Saved entries:
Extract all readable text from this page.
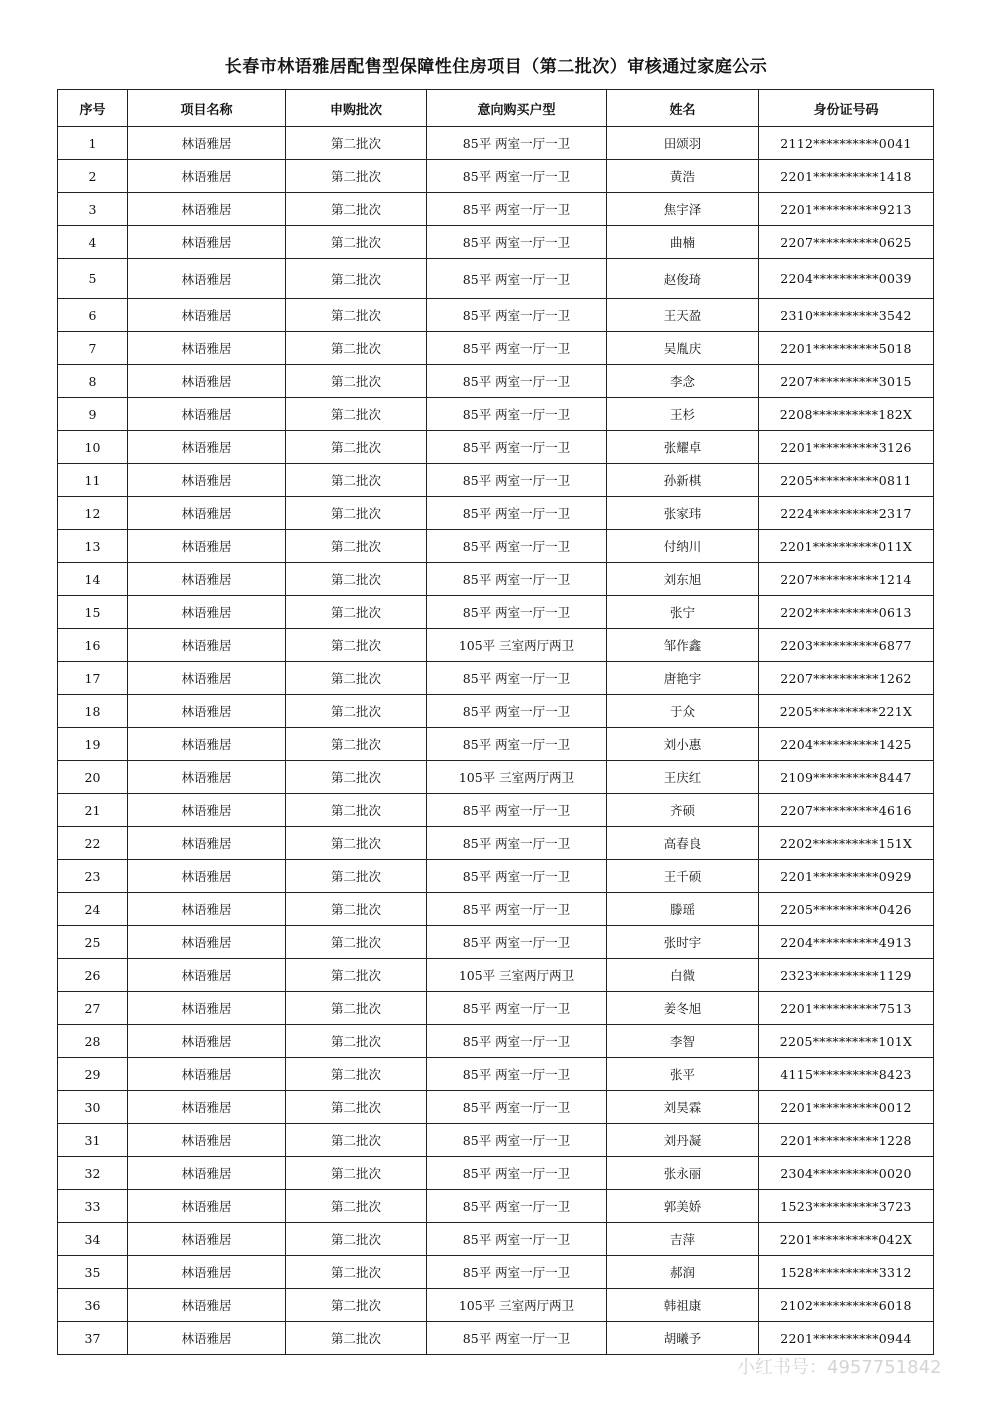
长春市林语雅居配售型保障性住房项目（第二批次）审核通过家庭公示
序号	项目名称	申购批次	意向购买户型	姓名	身份证号码
1	林语雅居	第二批次	85平 两室一厅一卫	田颂羽	2112**********0041
2	林语雅居	第二批次	85平 两室一厅一卫	黄浩	2201**********1418
3	林语雅居	第二批次	85平 两室一厅一卫	焦宇泽	2201**********9213
4	林语雅居	第二批次	85平 两室一厅一卫	曲楠	2207**********0625
5	林语雅居	第二批次	85平 两室一厅一卫	赵俊琦	2204**********0039
6	林语雅居	第二批次	85平 两室一厅一卫	王天盈	2310**********3542
7	林语雅居	第二批次	85平 两室一厅一卫	吴胤庆	2201**********5018
8	林语雅居	第二批次	85平 两室一厅一卫	李念	2207**********3015
9	林语雅居	第二批次	85平 两室一厅一卫	王杉	2208**********182X
10	林语雅居	第二批次	85平 两室一厅一卫	张耀卓	2201**********3126
11	林语雅居	第二批次	85平 两室一厅一卫	孙新棋	2205**********0811
12	林语雅居	第二批次	85平 两室一厅一卫	张家玮	2224**********2317
13	林语雅居	第二批次	85平 两室一厅一卫	付纳川	2201**********011X
14	林语雅居	第二批次	85平 两室一厅一卫	刘东旭	2207**********1214
15	林语雅居	第二批次	85平 两室一厅一卫	张宁	2202**********0613
16	林语雅居	第二批次	105平 三室两厅两卫	邹作鑫	2203**********6877
17	林语雅居	第二批次	85平 两室一厅一卫	唐艳宇	2207**********1262
18	林语雅居	第二批次	85平 两室一厅一卫	于众	2205**********221X
19	林语雅居	第二批次	85平 两室一厅一卫	刘小惠	2204**********1425
20	林语雅居	第二批次	105平 三室两厅两卫	王庆红	2109**********8447
21	林语雅居	第二批次	85平 两室一厅一卫	齐硕	2207**********4616
22	林语雅居	第二批次	85平 两室一厅一卫	高春良	2202**********151X
23	林语雅居	第二批次	85平 两室一厅一卫	王千硕	2201**********0929
24	林语雅居	第二批次	85平 两室一厅一卫	滕瑶	2205**********0426
25	林语雅居	第二批次	85平 两室一厅一卫	张时宇	2204**********4913
26	林语雅居	第二批次	105平 三室两厅两卫	白微	2323**********1129
27	林语雅居	第二批次	85平 两室一厅一卫	姜冬旭	2201**********7513
28	林语雅居	第二批次	85平 两室一厅一卫	李智	2205**********101X
29	林语雅居	第二批次	85平 两室一厅一卫	张平	4115**********8423
30	林语雅居	第二批次	85平 两室一厅一卫	刘昊霖	2201**********0012
31	林语雅居	第二批次	85平 两室一厅一卫	刘丹凝	2201**********1228
32	林语雅居	第二批次	85平 两室一厅一卫	张永丽	2304**********0020
33	林语雅居	第二批次	85平 两室一厅一卫	郭美娇	1523**********3723
34	林语雅居	第二批次	85平 两室一厅一卫	吉萍	2201**********042X
35	林语雅居	第二批次	85平 两室一厅一卫	郝润	1528**********3312
36	林语雅居	第二批次	105平 三室两厅两卫	韩祖康	2102**********6018
37	林语雅居	第二批次	85平 两室一厅一卫	胡曦予	2201**********0944
小红书号：4957751842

● **CHALLENGE**:
Copy each line in full and exactly, omitting any picture.

● **PROBLEM SOLUTION**:
Extract all readable text from this page.
长春市林语雅居配售型保障性住房项目（第二批次）审核通过家庭公示
序号	项目名称	申购批次	意向购买户型	姓名	身份证号码
1	林语雅居	第二批次	85平 两室一厅一卫	田颂羽	2112**********0041
2	林语雅居	第二批次	85平 两室一厅一卫	黄浩	2201**********1418
3	林语雅居	第二批次	85平 两室一厅一卫	焦宇泽	2201**********9213
4	林语雅居	第二批次	85平 两室一厅一卫	曲楠	2207**********0625
5	林语雅居	第二批次	85平 两室一厅一卫	赵俊琦	2204**********0039
6	林语雅居	第二批次	85平 两室一厅一卫	王天盈	2310**********3542
7	林语雅居	第二批次	85平 两室一厅一卫	吴胤庆	2201**********5018
8	林语雅居	第二批次	85平 两室一厅一卫	李念	2207**********3015
9	林语雅居	第二批次	85平 两室一厅一卫	王杉	2208**********182X
10	林语雅居	第二批次	85平 两室一厅一卫	张耀卓	2201**********3126
11	林语雅居	第二批次	85平 两室一厅一卫	孙新棋	2205**********0811
12	林语雅居	第二批次	85平 两室一厅一卫	张家玮	2224**********2317
13	林语雅居	第二批次	85平 两室一厅一卫	付纳川	2201**********011X
14	林语雅居	第二批次	85平 两室一厅一卫	刘东旭	2207**********1214
15	林语雅居	第二批次	85平 两室一厅一卫	张宁	2202**********0613
16	林语雅居	第二批次	105平 三室两厅两卫	邹作鑫	2203**********6877
17	林语雅居	第二批次	85平 两室一厅一卫	唐艳宇	2207**********1262
18	林语雅居	第二批次	85平 两室一厅一卫	于众	2205**********221X
19	林语雅居	第二批次	85平 两室一厅一卫	刘小惠	2204**********1425
20	林语雅居	第二批次	105平 三室两厅两卫	王庆红	2109**********8447
21	林语雅居	第二批次	85平 两室一厅一卫	齐硕	2207**********4616
22	林语雅居	第二批次	85平 两室一厅一卫	高春良	2202**********151X
23	林语雅居	第二批次	85平 两室一厅一卫	王千硕	2201**********0929
24	林语雅居	第二批次	85平 两室一厅一卫	滕瑶	2205**********0426
25	林语雅居	第二批次	85平 两室一厅一卫	张时宇	2204**********4913
26	林语雅居	第二批次	105平 三室两厅两卫	白微	2323**********1129
27	林语雅居	第二批次	85平 两室一厅一卫	姜冬旭	2201**********7513
28	林语雅居	第二批次	85平 两室一厅一卫	李智	2205**********101X
29	林语雅居	第二批次	85平 两室一厅一卫	张平	4115**********8423
30	林语雅居	第二批次	85平 两室一厅一卫	刘昊霖	2201**********0012
31	林语雅居	第二批次	85平 两室一厅一卫	刘丹凝	2201**********1228
32	林语雅居	第二批次	85平 两室一厅一卫	张永丽	2304**********0020
33	林语雅居	第二批次	85平 两室一厅一卫	郭美娇	1523**********3723
34	林语雅居	第二批次	85平 两室一厅一卫	吉萍	2201**********042X
35	林语雅居	第二批次	85平 两室一厅一卫	郝润	1528**********3312
36	林语雅居	第二批次	105平 三室两厅两卫	韩祖康	2102**********6018
37	林语雅居	第二批次	85平 两室一厅一卫	胡曦予	2201**********0944
小红书号：4957751842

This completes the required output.